Report the total number of lines that include the string "theo", without any other text.

***** MATERIAL PROVIDED *****

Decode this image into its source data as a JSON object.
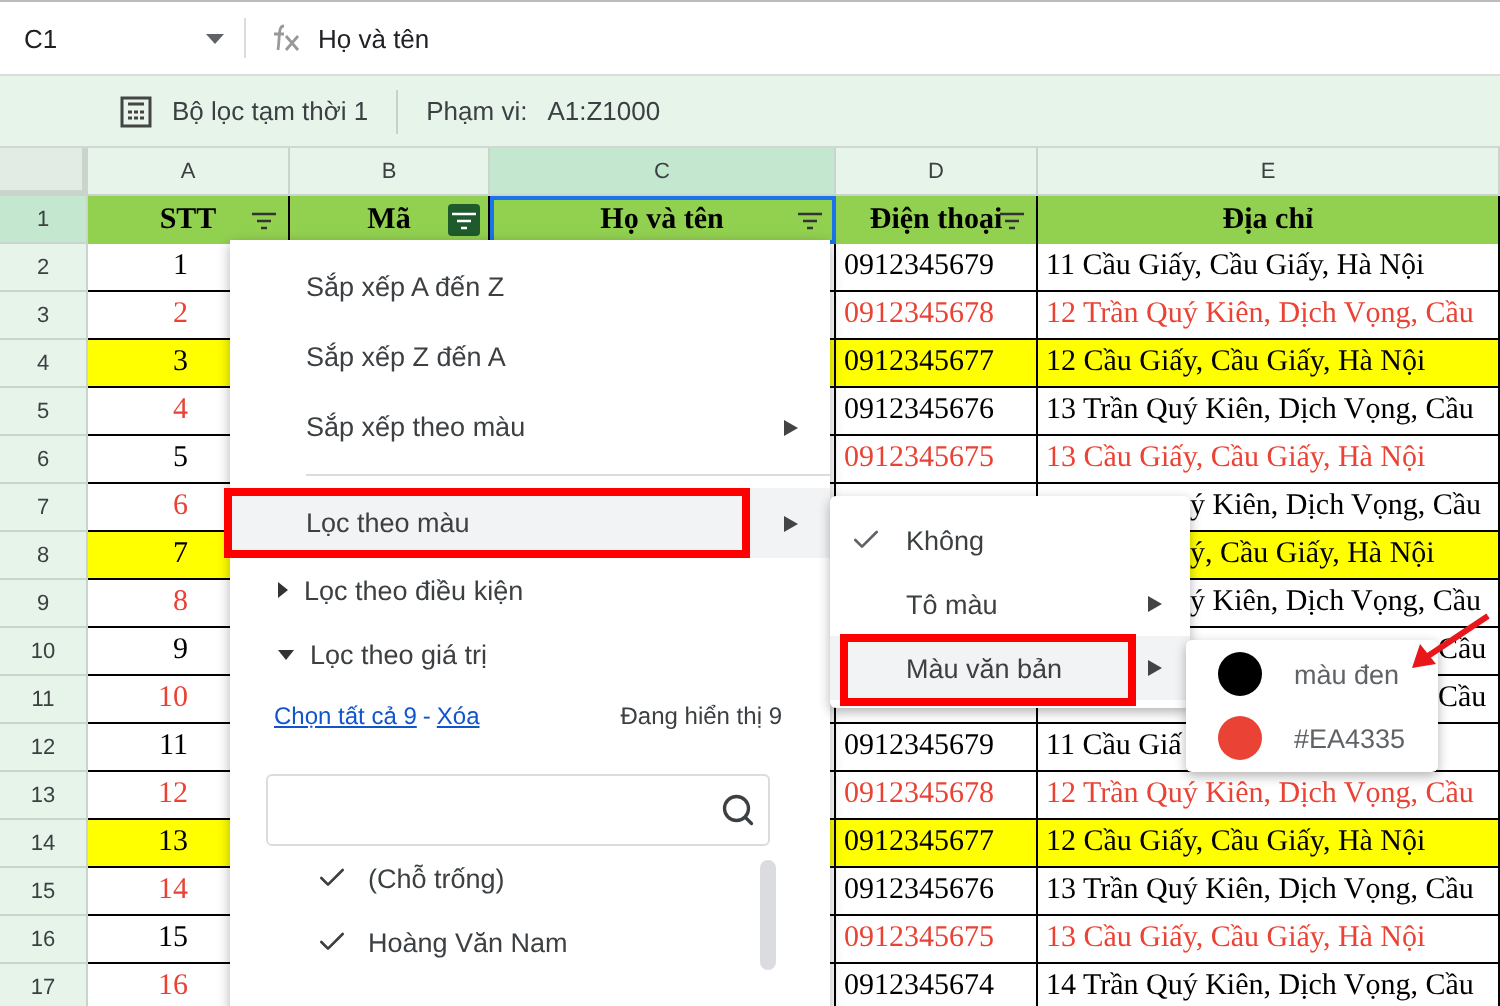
{
  "toolbar": {
    "cell_ref": "C1",
    "formula": "Họ và tên"
  },
  "filter_bar": {
    "filter_name": "Bộ lọc tạm thời 1",
    "range_label": "Phạm vi:",
    "range": "A1:Z1000"
  },
  "columns": [
    {
      "label": "A",
      "selected": false
    },
    {
      "label": "B",
      "selected": false
    },
    {
      "label": "C",
      "selected": true
    },
    {
      "label": "D",
      "selected": false
    },
    {
      "label": "E",
      "selected": false
    }
  ],
  "header_row": {
    "number": "1",
    "cells": [
      {
        "text": "STT",
        "filter_button": true,
        "filter_active": false,
        "selected": false
      },
      {
        "text": "Mã",
        "filter_button": true,
        "filter_active": true,
        "selected": false
      },
      {
        "text": "Họ và tên",
        "filter_button": true,
        "filter_active": false,
        "selected": true
      },
      {
        "text": "Điện thoại",
        "filter_button": true,
        "filter_active": false,
        "selected": false
      },
      {
        "text": "Địa chỉ",
        "filter_button": false,
        "selected": false
      }
    ]
  },
  "rows": [
    {
      "number": "2",
      "highlighted": false,
      "stt": {
        "text": "1",
        "color": "#000000"
      },
      "phone": {
        "text": "0912345679",
        "color": "#000000"
      },
      "address": {
        "text": "11 Cầu Giấy, Cầu Giấy, Hà Nội",
        "color": "#000000",
        "kind": "full"
      }
    },
    {
      "number": "3",
      "highlighted": false,
      "stt": {
        "text": "2",
        "color": "#ea4335"
      },
      "phone": {
        "text": "0912345678",
        "color": "#ea4335"
      },
      "address": {
        "text": "12 Trần Quý Kiên, Dịch Vọng, Cầu",
        "color": "#ea4335",
        "kind": "full"
      }
    },
    {
      "number": "4",
      "highlighted": true,
      "stt": {
        "text": "3",
        "color": "#000000"
      },
      "phone": {
        "text": "0912345677",
        "color": "#000000"
      },
      "address": {
        "text": "12 Cầu Giấy, Cầu Giấy, Hà Nội",
        "color": "#000000",
        "kind": "full"
      }
    },
    {
      "number": "5",
      "highlighted": false,
      "stt": {
        "text": "4",
        "color": "#ea4335"
      },
      "phone": {
        "text": "0912345676",
        "color": "#000000"
      },
      "address": {
        "text": "13 Trần Quý Kiên, Dịch Vọng, Cầu",
        "color": "#000000",
        "kind": "full"
      }
    },
    {
      "number": "6",
      "highlighted": false,
      "stt": {
        "text": "5",
        "color": "#000000"
      },
      "phone": {
        "text": "0912345675",
        "color": "#ea4335"
      },
      "address": {
        "text": "13 Cầu Giấy, Cầu Giấy, Hà Nội",
        "color": "#ea4335",
        "kind": "full"
      }
    },
    {
      "number": "7",
      "highlighted": false,
      "stt": {
        "text": "6",
        "color": "#ea4335"
      },
      "address": {
        "text": "ý Kiên, Dịch Vọng, Cầu",
        "color": "#000000",
        "kind": "after_menu"
      }
    },
    {
      "number": "8",
      "highlighted": true,
      "stt": {
        "text": "7",
        "color": "#000000"
      },
      "address": {
        "text": "ý, Cầu Giấy, Hà Nội",
        "color": "#000000",
        "kind": "after_menu"
      }
    },
    {
      "number": "9",
      "highlighted": false,
      "stt": {
        "text": "8",
        "color": "#ea4335"
      },
      "address": {
        "text": "ý Kiên, Dịch Vọng, Cầu",
        "color": "#000000",
        "kind": "after_menu"
      }
    },
    {
      "number": "10",
      "highlighted": false,
      "stt": {
        "text": "9",
        "color": "#000000"
      },
      "address": {
        "text": "Cầu",
        "color": "#000000",
        "kind": "after_popup"
      }
    },
    {
      "number": "11",
      "highlighted": false,
      "stt": {
        "text": "10",
        "color": "#ea4335"
      },
      "address": {
        "text": "Cầu",
        "color": "#000000",
        "kind": "after_popup"
      }
    },
    {
      "number": "12",
      "highlighted": false,
      "stt": {
        "text": "11",
        "color": "#000000"
      },
      "phone": {
        "text": "0912345679",
        "color": "#000000"
      },
      "address": {
        "text": "11 Cầu Giấ",
        "color": "#000000",
        "kind": "full"
      }
    },
    {
      "number": "13",
      "highlighted": false,
      "stt": {
        "text": "12",
        "color": "#ea4335"
      },
      "phone": {
        "text": "0912345678",
        "color": "#ea4335"
      },
      "address": {
        "text": "12 Trần Quý Kiên, Dịch Vọng, Cầu",
        "color": "#ea4335",
        "kind": "full"
      }
    },
    {
      "number": "14",
      "highlighted": true,
      "stt": {
        "text": "13",
        "color": "#000000"
      },
      "phone": {
        "text": "0912345677",
        "color": "#000000"
      },
      "address": {
        "text": "12 Cầu Giấy, Cầu Giấy, Hà Nội",
        "color": "#000000",
        "kind": "full"
      }
    },
    {
      "number": "15",
      "highlighted": false,
      "stt": {
        "text": "14",
        "color": "#ea4335"
      },
      "phone": {
        "text": "0912345676",
        "color": "#000000"
      },
      "address": {
        "text": "13 Trần Quý Kiên, Dịch Vọng, Cầu",
        "color": "#000000",
        "kind": "full"
      }
    },
    {
      "number": "16",
      "highlighted": false,
      "stt": {
        "text": "15",
        "color": "#000000"
      },
      "phone": {
        "text": "0912345675",
        "color": "#ea4335"
      },
      "address": {
        "text": "13 Cầu Giấy, Cầu Giấy, Hà Nội",
        "color": "#ea4335",
        "kind": "full"
      }
    },
    {
      "number": "17",
      "highlighted": false,
      "stt": {
        "text": "16",
        "color": "#ea4335"
      },
      "phone": {
        "text": "0912345674",
        "color": "#000000"
      },
      "address": {
        "text": "14 Trần Quý Kiên, Dịch Vọng, Cầu",
        "color": "#000000",
        "kind": "full"
      }
    }
  ],
  "filter_menu": {
    "items": [
      {
        "kind": "action",
        "label": "Sắp xếp A đến Z",
        "submenu": false,
        "selected": false
      },
      {
        "kind": "action",
        "label": "Sắp xếp Z đến A",
        "submenu": false,
        "selected": false
      },
      {
        "kind": "action",
        "label": "Sắp xếp theo màu",
        "submenu": true,
        "selected": false
      },
      {
        "kind": "divider"
      },
      {
        "kind": "action",
        "label": "Lọc theo màu",
        "submenu": true,
        "selected": true
      },
      {
        "kind": "section",
        "label": "Lọc theo điều kiện",
        "expanded": false
      },
      {
        "kind": "section",
        "label": "Lọc theo giá trị",
        "expanded": true
      }
    ],
    "select_all": "Chọn tất cả 9",
    "separator": "-",
    "clear": "Xóa",
    "shown_count": "Đang hiển thị 9",
    "values": [
      {
        "label": "(Chỗ trống)",
        "checked": true
      },
      {
        "label": "Hoàng Văn Nam",
        "checked": true
      }
    ]
  },
  "color_menu": {
    "items": [
      {
        "label": "Không",
        "checked": true,
        "submenu": false,
        "selected": false
      },
      {
        "label": "Tô màu",
        "checked": false,
        "submenu": true,
        "selected": false
      },
      {
        "label": "Màu văn bản",
        "checked": false,
        "submenu": true,
        "selected": true
      }
    ]
  },
  "text_colors": [
    {
      "label": "màu đen",
      "color": "#000000"
    },
    {
      "label": "#EA4335",
      "color": "#ea4335"
    }
  ]
}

*****

**RESPONSE**.
4